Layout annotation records
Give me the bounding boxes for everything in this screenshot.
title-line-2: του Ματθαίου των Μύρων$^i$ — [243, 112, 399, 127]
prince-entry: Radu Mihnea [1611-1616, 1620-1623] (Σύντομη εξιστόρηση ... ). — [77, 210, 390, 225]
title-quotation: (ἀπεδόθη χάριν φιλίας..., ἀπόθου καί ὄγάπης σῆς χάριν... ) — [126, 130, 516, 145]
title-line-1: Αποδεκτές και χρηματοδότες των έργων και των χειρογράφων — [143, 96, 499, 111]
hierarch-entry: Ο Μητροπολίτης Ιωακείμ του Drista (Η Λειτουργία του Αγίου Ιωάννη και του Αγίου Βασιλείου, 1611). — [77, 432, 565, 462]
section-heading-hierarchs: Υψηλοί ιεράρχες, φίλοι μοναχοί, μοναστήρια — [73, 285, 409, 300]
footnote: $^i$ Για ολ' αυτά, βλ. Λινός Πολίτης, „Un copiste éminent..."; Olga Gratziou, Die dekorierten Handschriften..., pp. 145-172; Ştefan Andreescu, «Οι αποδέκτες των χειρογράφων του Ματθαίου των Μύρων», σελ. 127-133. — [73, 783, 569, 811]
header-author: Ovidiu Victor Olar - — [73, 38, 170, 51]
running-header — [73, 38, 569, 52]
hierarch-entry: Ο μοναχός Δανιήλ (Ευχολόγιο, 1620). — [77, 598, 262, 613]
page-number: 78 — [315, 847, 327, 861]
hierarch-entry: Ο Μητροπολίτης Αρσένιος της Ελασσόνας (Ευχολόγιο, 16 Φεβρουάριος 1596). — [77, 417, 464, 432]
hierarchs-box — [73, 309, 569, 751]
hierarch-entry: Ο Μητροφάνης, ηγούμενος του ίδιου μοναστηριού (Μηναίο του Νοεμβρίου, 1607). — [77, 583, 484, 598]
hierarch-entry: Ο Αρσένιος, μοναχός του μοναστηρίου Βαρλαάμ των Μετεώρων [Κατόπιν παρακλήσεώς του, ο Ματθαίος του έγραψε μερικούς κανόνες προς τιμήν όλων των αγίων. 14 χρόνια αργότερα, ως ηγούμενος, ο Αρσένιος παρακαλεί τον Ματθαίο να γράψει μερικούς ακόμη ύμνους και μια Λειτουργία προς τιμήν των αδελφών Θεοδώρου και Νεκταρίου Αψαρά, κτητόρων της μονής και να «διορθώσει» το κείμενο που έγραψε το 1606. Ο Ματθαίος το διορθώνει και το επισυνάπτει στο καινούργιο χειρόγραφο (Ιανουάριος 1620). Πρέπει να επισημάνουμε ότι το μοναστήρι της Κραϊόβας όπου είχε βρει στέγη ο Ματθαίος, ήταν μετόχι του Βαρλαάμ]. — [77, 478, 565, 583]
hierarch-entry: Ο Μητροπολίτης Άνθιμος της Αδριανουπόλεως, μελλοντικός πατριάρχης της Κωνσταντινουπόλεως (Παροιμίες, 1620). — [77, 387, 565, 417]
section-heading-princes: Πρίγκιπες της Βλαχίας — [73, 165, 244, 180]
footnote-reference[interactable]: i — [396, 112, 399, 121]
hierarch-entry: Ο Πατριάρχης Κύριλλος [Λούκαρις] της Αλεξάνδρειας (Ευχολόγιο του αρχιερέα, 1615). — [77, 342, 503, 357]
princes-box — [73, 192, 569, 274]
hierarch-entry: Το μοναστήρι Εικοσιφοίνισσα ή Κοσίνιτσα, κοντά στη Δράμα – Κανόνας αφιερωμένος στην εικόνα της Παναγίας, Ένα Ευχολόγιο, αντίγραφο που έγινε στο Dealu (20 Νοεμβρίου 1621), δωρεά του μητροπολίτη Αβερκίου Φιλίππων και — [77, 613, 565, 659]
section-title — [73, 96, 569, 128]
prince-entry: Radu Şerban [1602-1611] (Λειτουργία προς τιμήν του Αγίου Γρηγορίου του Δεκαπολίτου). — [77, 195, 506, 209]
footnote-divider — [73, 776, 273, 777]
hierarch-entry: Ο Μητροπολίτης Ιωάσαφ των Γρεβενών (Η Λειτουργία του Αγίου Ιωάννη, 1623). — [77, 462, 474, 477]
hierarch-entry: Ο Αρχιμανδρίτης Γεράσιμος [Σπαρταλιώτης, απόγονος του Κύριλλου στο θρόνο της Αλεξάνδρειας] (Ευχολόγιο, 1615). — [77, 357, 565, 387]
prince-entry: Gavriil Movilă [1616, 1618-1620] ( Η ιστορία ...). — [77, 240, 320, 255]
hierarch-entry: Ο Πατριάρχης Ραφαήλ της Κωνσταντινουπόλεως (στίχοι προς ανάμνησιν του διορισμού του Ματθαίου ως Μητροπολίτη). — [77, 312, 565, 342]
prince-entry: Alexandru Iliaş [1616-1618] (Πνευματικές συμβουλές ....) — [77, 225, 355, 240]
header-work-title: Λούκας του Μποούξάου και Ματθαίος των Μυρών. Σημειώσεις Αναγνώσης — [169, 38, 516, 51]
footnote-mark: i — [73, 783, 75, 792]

WHAT NEEDS TO BE DONE |
Reproduce the lines above, starting from the first line and ending with the line that contains "title-line-1: Αποδεκτές και", including both.

TASK OUTPUT |
Give me the bounding boxes for everything in this screenshot.
title-line-2: του Ματθαίου των Μύρων$^i$ — [243, 112, 399, 127]
prince-entry: Radu Mihnea [1611-1616, 1620-1623] (Σύντομη εξιστόρηση ... ). — [77, 210, 390, 225]
title-quotation: (ἀπεδόθη χάριν φιλίας..., ἀπόθου καί ὄγάπης σῆς χάριν... ) — [126, 130, 516, 145]
title-line-1: Αποδεκτές και χρηματοδότες των έργων και των χειρογράφων — [143, 96, 499, 111]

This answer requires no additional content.